Recorded data:
++++++++++++++++++++
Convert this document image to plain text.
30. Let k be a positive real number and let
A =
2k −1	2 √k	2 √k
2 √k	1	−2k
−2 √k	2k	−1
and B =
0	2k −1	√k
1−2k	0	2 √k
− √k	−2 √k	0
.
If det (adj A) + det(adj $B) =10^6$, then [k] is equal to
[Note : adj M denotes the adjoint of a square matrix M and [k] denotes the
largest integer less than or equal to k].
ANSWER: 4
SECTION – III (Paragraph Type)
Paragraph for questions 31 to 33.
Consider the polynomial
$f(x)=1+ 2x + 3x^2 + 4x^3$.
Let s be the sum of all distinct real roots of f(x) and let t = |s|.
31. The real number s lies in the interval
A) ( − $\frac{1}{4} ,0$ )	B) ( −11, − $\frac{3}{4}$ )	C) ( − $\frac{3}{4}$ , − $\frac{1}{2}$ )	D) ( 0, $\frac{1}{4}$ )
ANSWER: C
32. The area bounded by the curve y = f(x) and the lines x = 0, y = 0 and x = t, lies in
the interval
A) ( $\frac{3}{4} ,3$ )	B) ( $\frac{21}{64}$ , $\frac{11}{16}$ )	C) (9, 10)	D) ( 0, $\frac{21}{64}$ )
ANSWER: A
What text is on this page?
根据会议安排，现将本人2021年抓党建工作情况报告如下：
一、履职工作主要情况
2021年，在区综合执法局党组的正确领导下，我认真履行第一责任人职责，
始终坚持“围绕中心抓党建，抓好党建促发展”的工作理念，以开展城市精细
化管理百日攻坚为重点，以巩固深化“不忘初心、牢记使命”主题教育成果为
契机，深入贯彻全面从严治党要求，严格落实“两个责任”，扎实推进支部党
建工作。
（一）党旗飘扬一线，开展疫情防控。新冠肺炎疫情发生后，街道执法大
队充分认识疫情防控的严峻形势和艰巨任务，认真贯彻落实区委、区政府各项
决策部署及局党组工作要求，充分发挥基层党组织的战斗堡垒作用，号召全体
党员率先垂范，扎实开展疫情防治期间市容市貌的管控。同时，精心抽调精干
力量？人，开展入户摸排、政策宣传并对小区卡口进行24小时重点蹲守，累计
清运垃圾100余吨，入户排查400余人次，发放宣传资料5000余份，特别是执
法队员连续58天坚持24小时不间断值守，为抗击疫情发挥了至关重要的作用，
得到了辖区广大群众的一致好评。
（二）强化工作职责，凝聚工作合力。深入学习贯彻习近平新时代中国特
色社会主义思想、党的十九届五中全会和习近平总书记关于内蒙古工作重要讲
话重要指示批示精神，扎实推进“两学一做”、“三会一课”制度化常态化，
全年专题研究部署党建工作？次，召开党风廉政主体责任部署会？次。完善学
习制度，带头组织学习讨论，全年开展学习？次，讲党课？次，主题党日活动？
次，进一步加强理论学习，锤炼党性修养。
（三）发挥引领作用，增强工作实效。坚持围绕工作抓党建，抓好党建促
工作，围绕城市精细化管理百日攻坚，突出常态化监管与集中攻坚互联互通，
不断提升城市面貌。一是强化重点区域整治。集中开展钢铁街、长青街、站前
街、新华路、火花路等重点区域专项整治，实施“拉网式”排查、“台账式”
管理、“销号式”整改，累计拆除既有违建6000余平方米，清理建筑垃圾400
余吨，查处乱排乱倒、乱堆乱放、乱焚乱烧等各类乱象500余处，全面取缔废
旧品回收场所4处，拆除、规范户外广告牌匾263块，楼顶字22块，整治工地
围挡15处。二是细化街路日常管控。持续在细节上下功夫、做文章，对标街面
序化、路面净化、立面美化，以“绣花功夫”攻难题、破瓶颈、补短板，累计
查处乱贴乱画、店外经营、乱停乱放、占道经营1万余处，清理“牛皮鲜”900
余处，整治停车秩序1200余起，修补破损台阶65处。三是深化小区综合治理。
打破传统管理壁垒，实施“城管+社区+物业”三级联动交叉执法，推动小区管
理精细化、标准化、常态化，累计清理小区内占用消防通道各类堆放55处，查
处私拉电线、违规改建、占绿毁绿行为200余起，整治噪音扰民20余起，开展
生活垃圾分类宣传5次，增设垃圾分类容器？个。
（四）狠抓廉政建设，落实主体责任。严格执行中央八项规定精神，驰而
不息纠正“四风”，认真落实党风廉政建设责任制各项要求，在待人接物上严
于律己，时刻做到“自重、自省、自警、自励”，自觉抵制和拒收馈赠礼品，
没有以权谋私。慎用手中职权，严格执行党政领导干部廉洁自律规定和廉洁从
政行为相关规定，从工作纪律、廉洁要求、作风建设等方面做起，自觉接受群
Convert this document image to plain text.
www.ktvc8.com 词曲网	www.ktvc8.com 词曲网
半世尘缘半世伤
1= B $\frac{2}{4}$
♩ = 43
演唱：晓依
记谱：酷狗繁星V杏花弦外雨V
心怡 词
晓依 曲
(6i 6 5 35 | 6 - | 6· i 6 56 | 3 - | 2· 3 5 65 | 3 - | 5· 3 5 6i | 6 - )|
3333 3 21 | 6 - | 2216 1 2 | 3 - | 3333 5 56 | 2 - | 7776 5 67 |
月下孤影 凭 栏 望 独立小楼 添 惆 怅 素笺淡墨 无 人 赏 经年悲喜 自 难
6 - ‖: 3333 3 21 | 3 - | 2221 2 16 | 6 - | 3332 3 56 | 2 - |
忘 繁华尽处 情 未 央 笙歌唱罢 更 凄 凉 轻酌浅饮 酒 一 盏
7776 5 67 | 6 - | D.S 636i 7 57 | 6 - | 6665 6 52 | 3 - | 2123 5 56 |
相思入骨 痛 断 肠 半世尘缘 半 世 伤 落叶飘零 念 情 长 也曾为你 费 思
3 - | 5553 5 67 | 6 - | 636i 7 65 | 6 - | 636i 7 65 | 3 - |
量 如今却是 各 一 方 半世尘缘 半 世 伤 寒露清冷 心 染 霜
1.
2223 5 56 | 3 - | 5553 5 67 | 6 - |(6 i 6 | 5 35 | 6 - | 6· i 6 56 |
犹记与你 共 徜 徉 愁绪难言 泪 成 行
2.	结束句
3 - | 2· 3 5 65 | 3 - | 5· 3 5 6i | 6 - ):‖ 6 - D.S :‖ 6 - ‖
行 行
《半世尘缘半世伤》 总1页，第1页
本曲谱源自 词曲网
++++++++++++++++++++
Exactly as written, please output every entry.

# Completed exercise
Convert this document image to plain text.
30. Let k be a positive real number and let
A =
2k −1	2 √k	2 √k
2 √k	1	−2k
−2 √k	2k	−1
and B =
0	2k −1	√k
1−2k	0	2 √k
− √k	−2 √k	0
.
If det (adj A) + det(adj $B) =10^6$, then [k] is equal to
[Note : adj M denotes the adjoint of a square matrix M and [k] denotes the
largest integer less than or equal to k].
ANSWER: 4
SECTION – III (Paragraph Type)
Paragraph for questions 31 to 33.
Consider the polynomial
$f(x)=1+ 2x + 3x^2 + 4x^3$.
Let s be the sum of all distinct real roots of f(x) and let t = |s|.
31. The real number s lies in the interval
A) ( − $\frac{1}{4} ,0$ )	B) ( −11, − $\frac{3}{4}$ )	C) ( − $\frac{3}{4}$ , − $\frac{1}{2}$ )	D) ( 0, $\frac{1}{4}$ )
ANSWER: C
32. The area bounded by the curve y = f(x) and the lines x = 0, y = 0 and x = t, lies in
the interval
A) ( $\frac{3}{4} ,3$ )	B) ( $\frac{21}{64}$ , $\frac{11}{16}$ )	C) (9, 10)	D) ( 0, $\frac{21}{64}$ )
ANSWER: A
What text is on this page?
根据会议安排，现将本人2021年抓党建工作情况报告如下：
一、履职工作主要情况
2021年，在区综合执法局党组的正确领导下，我认真履行第一责任人职责，
始终坚持“围绕中心抓党建，抓好党建促发展”的工作理念，以开展城市精细
化管理百日攻坚为重点，以巩固深化“不忘初心、牢记使命”主题教育成果为
契机，深入贯彻全面从严治党要求，严格落实“两个责任”，扎实推进支部党
建工作。
（一）党旗飘扬一线，开展疫情防控。新冠肺炎疫情发生后，街道执法大
队充分认识疫情防控的严峻形势和艰巨任务，认真贯彻落实区委、区政府各项
决策部署及局党组工作要求，充分发挥基层党组织的战斗堡垒作用，号召全体
党员率先垂范，扎实开展疫情防治期间市容市貌的管控。同时，精心抽调精干
力量？人，开展入户摸排、政策宣传并对小区卡口进行24小时重点蹲守，累计
清运垃圾100余吨，入户排查400余人次，发放宣传资料5000余份，特别是执
法队员连续58天坚持24小时不间断值守，为抗击疫情发挥了至关重要的作用，
得到了辖区广大群众的一致好评。
（二）强化工作职责，凝聚工作合力。深入学习贯彻习近平新时代中国特
色社会主义思想、党的十九届五中全会和习近平总书记关于内蒙古工作重要讲
话重要指示批示精神，扎实推进“两学一做”、“三会一课”制度化常态化，
全年专题研究部署党建工作？次，召开党风廉政主体责任部署会？次。完善学
习制度，带头组织学习讨论，全年开展学习？次，讲党课？次，主题党日活动？
次，进一步加强理论学习，锤炼党性修养。
（三）发挥引领作用，增强工作实效。坚持围绕工作抓党建，抓好党建促
工作，围绕城市精细化管理百日攻坚，突出常态化监管与集中攻坚互联互通，
不断提升城市面貌。一是强化重点区域整治。集中开展钢铁街、长青街、站前
街、新华路、火花路等重点区域专项整治，实施“拉网式”排查、“台账式”
管理、“销号式”整改，累计拆除既有违建6000余平方米，清理建筑垃圾400
余吨，查处乱排乱倒、乱堆乱放、乱焚乱烧等各类乱象500余处，全面取缔废
旧品回收场所4处，拆除、规范户外广告牌匾263块，楼顶字22块，整治工地
围挡15处。二是细化街路日常管控。持续在细节上下功夫、做文章，对标街面
序化、路面净化、立面美化，以“绣花功夫”攻难题、破瓶颈、补短板，累计
查处乱贴乱画、店外经营、乱停乱放、占道经营1万余处，清理“牛皮鲜”900
余处，整治停车秩序1200余起，修补破损台阶65处。三是深化小区综合治理。
打破传统管理壁垒，实施“城管+社区+物业”三级联动交叉执法，推动小区管
理精细化、标准化、常态化，累计清理小区内占用消防通道各类堆放55处，查
处私拉电线、违规改建、占绿毁绿行为200余起，整治噪音扰民20余起，开展
生活垃圾分类宣传5次，增设垃圾分类容器？个。
（四）狠抓廉政建设，落实主体责任。严格执行中央八项规定精神，驰而
不息纠正“四风”，认真落实党风廉政建设责任制各项要求，在待人接物上严
于律己，时刻做到“自重、自省、自警、自励”，自觉抵制和拒收馈赠礼品，
没有以权谋私。慎用手中职权，严格执行党政领导干部廉洁自律规定和廉洁从
政行为相关规定，从工作纪律、廉洁要求、作风建设等方面做起，自觉接受群
Convert this document image to plain text.
www.ktvc8.com 词曲网	www.ktvc8.com 词曲网
半世尘缘半世伤
1= B $\frac{2}{4}$
♩ = 43
演唱：晓依
记谱：酷狗繁星V杏花弦外雨V
心怡 词
晓依 曲
(6i 6 5 35 | 6 - | 6· i 6 56 | 3 - | 2· 3 5 65 | 3 - | 5· 3 5 6i | 6 - )|
3333 3 21 | 6 - | 2216 1 2 | 3 - | 3333 5 56 | 2 - | 7776 5 67 |
月下孤影 凭 栏 望 独立小楼 添 惆 怅 素笺淡墨 无 人 赏 经年悲喜 自 难
6 - ‖: 3333 3 21 | 3 - | 2221 2 16 | 6 - | 3332 3 56 | 2 - |
忘 繁华尽处 情 未 央 笙歌唱罢 更 凄 凉 轻酌浅饮 酒 一 盏
7776 5 67 | 6 - | D.S 636i 7 57 | 6 - | 6665 6 52 | 3 - | 2123 5 56 |
相思入骨 痛 断 肠 半世尘缘 半 世 伤 落叶飘零 念 情 长 也曾为你 费 思
3 - | 5553 5 67 | 6 - | 636i 7 65 | 6 - | 636i 7 65 | 3 - |
量 如今却是 各 一 方 半世尘缘 半 世 伤 寒露清冷 心 染 霜
1.
2223 5 56 | 3 - | 5553 5 67 | 6 - |(6 i 6 | 5 35 | 6 - | 6· i 6 56 |
犹记与你 共 徜 徉 愁绪难言 泪 成 行
2.	结束句
3 - | 2· 3 5 65 | 3 - | 5· 3 5 6i | 6 - ):‖ 6 - D.S :‖ 6 - ‖
行 行
《半世尘缘半世伤》 总1页，第1页
本曲谱源自 词曲网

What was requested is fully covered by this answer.